Exercise material:
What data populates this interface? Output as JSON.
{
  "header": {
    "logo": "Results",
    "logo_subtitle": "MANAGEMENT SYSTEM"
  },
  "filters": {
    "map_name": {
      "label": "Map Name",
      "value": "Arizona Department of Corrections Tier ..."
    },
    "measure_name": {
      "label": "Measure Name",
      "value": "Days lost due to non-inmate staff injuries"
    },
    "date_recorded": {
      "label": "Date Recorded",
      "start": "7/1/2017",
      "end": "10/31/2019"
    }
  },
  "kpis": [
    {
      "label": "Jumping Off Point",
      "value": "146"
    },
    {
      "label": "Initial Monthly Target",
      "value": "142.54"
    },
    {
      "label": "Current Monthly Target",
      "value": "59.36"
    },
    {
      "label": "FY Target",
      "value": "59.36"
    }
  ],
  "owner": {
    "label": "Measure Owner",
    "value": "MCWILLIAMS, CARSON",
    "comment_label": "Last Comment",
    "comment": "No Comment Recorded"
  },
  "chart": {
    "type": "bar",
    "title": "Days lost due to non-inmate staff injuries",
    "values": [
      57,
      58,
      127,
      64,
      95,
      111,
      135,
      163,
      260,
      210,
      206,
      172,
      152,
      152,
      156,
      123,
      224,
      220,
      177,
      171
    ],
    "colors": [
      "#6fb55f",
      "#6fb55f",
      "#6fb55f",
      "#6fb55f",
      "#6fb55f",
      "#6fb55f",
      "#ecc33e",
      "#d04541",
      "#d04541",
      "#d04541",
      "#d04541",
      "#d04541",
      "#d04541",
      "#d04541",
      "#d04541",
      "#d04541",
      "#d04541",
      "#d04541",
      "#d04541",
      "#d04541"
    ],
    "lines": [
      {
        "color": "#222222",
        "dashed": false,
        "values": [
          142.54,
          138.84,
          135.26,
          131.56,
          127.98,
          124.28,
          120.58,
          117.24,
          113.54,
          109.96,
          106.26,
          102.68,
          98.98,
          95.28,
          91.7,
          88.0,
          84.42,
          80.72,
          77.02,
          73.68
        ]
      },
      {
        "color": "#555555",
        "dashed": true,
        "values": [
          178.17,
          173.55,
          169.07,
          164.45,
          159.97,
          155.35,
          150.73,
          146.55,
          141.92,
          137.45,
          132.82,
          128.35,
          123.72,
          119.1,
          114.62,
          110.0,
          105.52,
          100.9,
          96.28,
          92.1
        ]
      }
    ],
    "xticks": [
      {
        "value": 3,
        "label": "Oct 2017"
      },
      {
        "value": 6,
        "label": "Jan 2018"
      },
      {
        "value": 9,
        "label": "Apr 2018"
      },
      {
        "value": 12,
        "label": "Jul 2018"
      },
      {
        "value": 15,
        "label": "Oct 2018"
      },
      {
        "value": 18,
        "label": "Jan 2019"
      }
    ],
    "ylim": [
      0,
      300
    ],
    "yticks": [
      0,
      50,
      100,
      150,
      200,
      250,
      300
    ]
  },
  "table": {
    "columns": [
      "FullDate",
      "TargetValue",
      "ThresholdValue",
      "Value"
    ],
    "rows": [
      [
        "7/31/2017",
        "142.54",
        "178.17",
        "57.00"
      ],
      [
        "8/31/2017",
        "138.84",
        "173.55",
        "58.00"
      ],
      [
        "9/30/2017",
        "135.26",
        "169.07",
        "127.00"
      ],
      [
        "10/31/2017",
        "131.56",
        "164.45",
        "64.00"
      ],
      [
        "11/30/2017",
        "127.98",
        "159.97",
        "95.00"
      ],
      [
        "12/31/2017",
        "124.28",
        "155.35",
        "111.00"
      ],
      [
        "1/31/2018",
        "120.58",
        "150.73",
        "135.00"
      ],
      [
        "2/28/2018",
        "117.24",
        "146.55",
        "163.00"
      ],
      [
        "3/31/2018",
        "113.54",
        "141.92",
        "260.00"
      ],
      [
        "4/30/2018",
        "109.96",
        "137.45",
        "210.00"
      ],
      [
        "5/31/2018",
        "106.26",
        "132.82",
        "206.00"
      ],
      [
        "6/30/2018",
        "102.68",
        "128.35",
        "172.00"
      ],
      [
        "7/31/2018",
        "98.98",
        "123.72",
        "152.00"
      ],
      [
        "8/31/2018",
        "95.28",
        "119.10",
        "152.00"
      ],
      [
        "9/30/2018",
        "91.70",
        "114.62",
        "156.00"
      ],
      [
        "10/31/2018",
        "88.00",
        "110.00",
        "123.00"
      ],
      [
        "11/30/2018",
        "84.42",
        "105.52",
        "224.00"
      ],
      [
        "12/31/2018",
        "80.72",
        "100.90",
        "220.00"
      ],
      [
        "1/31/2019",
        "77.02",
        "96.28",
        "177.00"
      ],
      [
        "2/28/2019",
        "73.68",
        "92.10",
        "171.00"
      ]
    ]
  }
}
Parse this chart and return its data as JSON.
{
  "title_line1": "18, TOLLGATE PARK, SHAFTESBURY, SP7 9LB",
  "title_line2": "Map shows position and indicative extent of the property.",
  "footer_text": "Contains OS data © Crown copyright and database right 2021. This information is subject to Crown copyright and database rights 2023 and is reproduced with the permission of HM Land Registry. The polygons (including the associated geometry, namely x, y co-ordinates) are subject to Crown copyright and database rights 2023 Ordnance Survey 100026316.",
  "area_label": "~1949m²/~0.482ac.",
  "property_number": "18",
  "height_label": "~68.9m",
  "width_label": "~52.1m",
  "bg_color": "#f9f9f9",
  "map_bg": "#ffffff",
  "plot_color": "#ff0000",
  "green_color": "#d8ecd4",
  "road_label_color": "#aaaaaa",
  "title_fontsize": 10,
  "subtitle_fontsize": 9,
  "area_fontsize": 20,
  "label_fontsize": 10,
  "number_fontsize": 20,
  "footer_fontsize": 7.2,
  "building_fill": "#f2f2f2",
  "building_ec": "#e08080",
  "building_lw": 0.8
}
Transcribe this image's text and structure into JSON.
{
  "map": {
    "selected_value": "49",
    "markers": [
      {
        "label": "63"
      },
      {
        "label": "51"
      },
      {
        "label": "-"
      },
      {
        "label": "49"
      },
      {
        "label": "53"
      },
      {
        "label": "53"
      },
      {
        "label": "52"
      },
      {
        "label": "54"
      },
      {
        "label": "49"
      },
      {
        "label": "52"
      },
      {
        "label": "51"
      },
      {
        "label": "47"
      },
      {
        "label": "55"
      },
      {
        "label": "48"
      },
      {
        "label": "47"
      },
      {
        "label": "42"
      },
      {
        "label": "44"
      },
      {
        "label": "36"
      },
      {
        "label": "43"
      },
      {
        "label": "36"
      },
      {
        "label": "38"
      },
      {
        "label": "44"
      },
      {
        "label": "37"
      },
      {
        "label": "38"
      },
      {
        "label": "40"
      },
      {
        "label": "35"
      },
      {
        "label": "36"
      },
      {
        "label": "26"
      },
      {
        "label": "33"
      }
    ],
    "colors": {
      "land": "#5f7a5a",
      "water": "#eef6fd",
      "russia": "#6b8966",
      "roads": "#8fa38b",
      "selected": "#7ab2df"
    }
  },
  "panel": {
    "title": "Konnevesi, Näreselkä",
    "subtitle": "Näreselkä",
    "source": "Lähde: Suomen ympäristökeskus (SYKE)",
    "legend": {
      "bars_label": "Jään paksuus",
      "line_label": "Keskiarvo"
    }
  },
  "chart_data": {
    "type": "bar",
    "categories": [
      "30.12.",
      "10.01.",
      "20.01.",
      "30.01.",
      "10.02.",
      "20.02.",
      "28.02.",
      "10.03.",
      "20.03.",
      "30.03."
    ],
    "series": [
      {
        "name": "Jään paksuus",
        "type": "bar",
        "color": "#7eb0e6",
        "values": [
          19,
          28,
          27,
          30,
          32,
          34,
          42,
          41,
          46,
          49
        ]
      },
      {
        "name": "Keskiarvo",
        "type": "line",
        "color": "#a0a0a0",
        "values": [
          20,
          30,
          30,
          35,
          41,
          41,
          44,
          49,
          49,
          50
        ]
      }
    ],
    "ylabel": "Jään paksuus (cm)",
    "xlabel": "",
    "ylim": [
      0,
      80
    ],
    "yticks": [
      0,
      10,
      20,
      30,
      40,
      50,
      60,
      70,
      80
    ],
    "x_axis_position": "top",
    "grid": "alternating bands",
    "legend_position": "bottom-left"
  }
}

Task to complete: Look through the entries above and list every line containing "staff".

Correct output:
      "value": "Days lost due to non-inmate staff injuries"
    "title": "Days lost due to non-inmate staff injuries",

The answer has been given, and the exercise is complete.